RAW DATA:
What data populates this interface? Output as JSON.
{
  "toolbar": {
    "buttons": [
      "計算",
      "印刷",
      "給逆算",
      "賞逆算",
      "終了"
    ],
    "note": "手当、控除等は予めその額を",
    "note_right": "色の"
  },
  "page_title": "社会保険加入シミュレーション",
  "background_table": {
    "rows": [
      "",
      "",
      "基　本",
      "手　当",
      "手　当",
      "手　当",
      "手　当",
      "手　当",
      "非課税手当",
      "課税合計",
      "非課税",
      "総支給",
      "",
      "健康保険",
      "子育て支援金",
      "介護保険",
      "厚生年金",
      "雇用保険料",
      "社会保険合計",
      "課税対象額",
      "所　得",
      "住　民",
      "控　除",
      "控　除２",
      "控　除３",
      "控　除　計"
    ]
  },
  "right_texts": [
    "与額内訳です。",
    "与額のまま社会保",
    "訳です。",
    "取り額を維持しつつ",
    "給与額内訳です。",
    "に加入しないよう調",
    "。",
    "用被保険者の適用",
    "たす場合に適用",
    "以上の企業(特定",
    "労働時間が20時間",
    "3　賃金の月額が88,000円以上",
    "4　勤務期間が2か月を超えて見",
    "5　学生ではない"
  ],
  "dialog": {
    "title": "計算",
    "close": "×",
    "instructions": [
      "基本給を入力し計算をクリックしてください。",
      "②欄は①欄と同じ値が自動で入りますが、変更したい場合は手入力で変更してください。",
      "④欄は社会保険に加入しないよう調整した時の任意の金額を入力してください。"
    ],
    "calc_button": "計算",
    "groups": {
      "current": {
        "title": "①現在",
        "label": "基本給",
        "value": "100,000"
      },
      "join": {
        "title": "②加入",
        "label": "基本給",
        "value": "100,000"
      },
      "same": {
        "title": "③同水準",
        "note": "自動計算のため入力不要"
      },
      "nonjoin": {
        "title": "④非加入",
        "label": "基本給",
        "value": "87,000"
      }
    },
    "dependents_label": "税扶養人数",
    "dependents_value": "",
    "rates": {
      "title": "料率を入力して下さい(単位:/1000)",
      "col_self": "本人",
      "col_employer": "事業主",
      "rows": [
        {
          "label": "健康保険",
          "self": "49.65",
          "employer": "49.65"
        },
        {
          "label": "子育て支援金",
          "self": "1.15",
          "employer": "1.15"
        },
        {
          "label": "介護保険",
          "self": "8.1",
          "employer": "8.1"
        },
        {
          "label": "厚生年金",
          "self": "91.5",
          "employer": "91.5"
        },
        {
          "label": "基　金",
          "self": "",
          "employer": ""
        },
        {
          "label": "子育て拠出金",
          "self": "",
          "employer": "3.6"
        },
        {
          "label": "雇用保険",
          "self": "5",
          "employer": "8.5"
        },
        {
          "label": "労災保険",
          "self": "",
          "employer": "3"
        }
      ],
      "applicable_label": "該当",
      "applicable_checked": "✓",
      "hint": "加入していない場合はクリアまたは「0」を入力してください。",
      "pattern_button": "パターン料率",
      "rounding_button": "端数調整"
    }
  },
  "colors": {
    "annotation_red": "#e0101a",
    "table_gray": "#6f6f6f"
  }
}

---

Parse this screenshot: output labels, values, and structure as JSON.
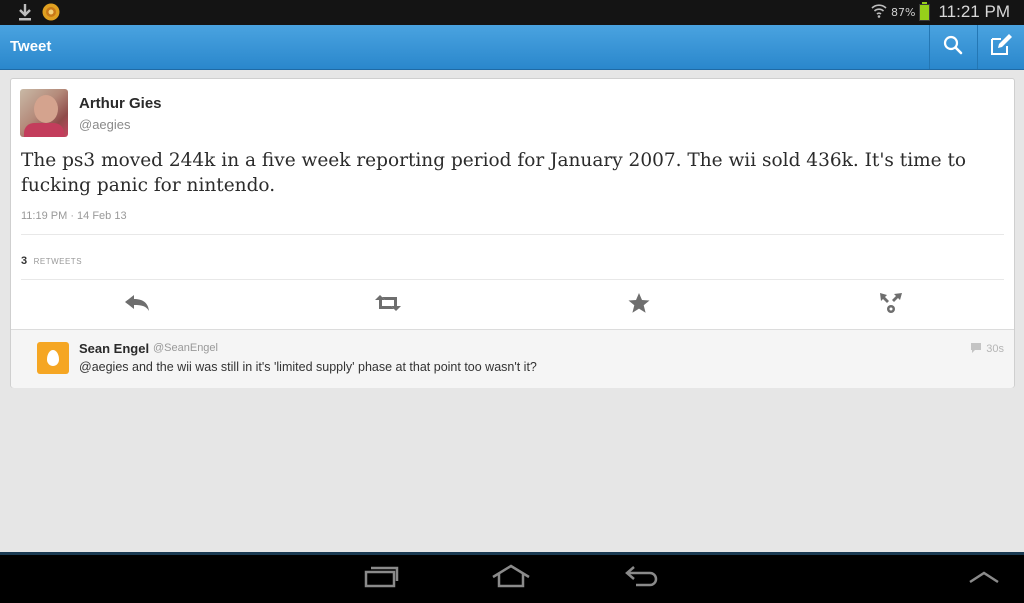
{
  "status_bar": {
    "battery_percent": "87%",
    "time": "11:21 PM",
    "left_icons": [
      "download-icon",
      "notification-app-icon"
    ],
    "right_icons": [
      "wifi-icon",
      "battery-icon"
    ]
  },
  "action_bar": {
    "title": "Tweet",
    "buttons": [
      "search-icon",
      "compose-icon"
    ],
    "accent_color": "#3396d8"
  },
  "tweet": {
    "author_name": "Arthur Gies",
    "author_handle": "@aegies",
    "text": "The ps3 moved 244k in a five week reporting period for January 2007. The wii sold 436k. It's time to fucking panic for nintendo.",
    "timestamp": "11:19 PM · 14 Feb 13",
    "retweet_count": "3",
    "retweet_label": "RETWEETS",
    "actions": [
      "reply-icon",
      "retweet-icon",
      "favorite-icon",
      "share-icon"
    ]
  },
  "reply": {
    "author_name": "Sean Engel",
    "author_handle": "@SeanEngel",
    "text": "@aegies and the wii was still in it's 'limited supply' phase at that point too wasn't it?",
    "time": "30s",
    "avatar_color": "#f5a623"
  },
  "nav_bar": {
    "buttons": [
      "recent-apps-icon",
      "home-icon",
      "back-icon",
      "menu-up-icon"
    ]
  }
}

SHORT EXERCISE: Copy each line that holds the word "JSON".

EXERCISE SOLUTION:
What data populates this interface? Output as JSON.
Parse this screenshot: output labels, values, and structure as JSON.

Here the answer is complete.